**YOUR INSTRUCTIONS**
Report the count of lines below in which the string "Price" occurs; include nothing else.

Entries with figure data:
- - - -
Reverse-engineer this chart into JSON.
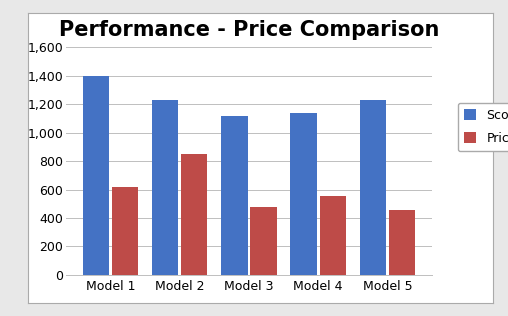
{
  "title": "Performance - Price Comparison",
  "categories": [
    "Model 1",
    "Model 2",
    "Model 3",
    "Model 4",
    "Model 5"
  ],
  "series": [
    {
      "name": "Score",
      "values": [
        1400,
        1230,
        1120,
        1140,
        1230
      ],
      "color": "#4472C4"
    },
    {
      "name": "Price",
      "values": [
        615,
        850,
        475,
        555,
        455
      ],
      "color": "#BE4B48"
    }
  ],
  "ylim": [
    0,
    1600
  ],
  "yticks": [
    0,
    200,
    400,
    600,
    800,
    1000,
    1200,
    1400,
    1600
  ],
  "outer_bg_color": "#E8E8E8",
  "inner_bg_color": "#FFFFFF",
  "plot_bg_color": "#FFFFFF",
  "grid_color": "#BEBEBE",
  "title_fontsize": 15,
  "tick_fontsize": 9,
  "legend_fontsize": 9,
  "bar_width": 0.38,
  "bar_gap": 0.04
}
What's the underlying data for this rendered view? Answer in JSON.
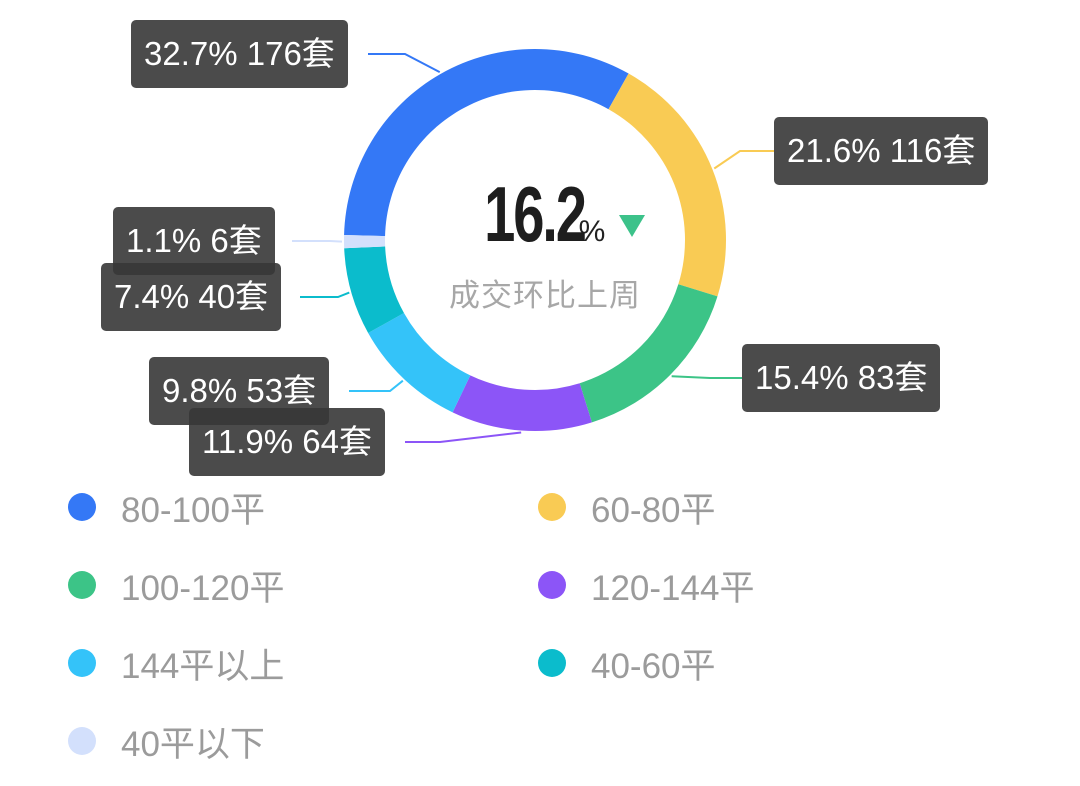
{
  "center": {
    "value": "16.2",
    "unit": "%",
    "trend": "down",
    "trend_color": "#3cc28a",
    "subtitle": "成交环比上周"
  },
  "chart_data": {
    "type": "pie",
    "variant": "donut",
    "title": "",
    "center_text": "16.2% 成交环比上周",
    "order": "clockwise",
    "series": [
      {
        "name": "80-100平",
        "percent": 32.7,
        "count": 176,
        "label": "32.7% 176套",
        "color": "#3478f6"
      },
      {
        "name": "60-80平",
        "percent": 21.6,
        "count": 116,
        "label": "21.6% 116套",
        "color": "#f9cb54"
      },
      {
        "name": "100-120平",
        "percent": 15.4,
        "count": 83,
        "label": "15.4% 83套",
        "color": "#3cc487"
      },
      {
        "name": "120-144平",
        "percent": 11.9,
        "count": 64,
        "label": "11.9% 64套",
        "color": "#8c55f7"
      },
      {
        "name": "144平以上",
        "percent": 9.8,
        "count": 53,
        "label": "9.8% 53套",
        "color": "#34c3f9"
      },
      {
        "name": "40-60平",
        "percent": 7.4,
        "count": 40,
        "label": "7.4% 40套",
        "color": "#0bbccc"
      },
      {
        "name": "40平以下",
        "percent": 1.1,
        "count": 6,
        "label": "1.1% 6套",
        "color": "#d3e0fc"
      }
    ],
    "legend_position": "bottom",
    "legend_columns": 2
  },
  "legend": [
    {
      "label": "80-100平",
      "color": "#3478f6"
    },
    {
      "label": "60-80平",
      "color": "#f9cb54"
    },
    {
      "label": "100-120平",
      "color": "#3cc487"
    },
    {
      "label": "120-144平",
      "color": "#8c55f7"
    },
    {
      "label": "144平以上",
      "color": "#34c3f9"
    },
    {
      "label": "40-60平",
      "color": "#0bbccc"
    },
    {
      "label": "40平以下",
      "color": "#d3e0fc"
    }
  ]
}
- - - -
**COMPLETE OUTPUT**
2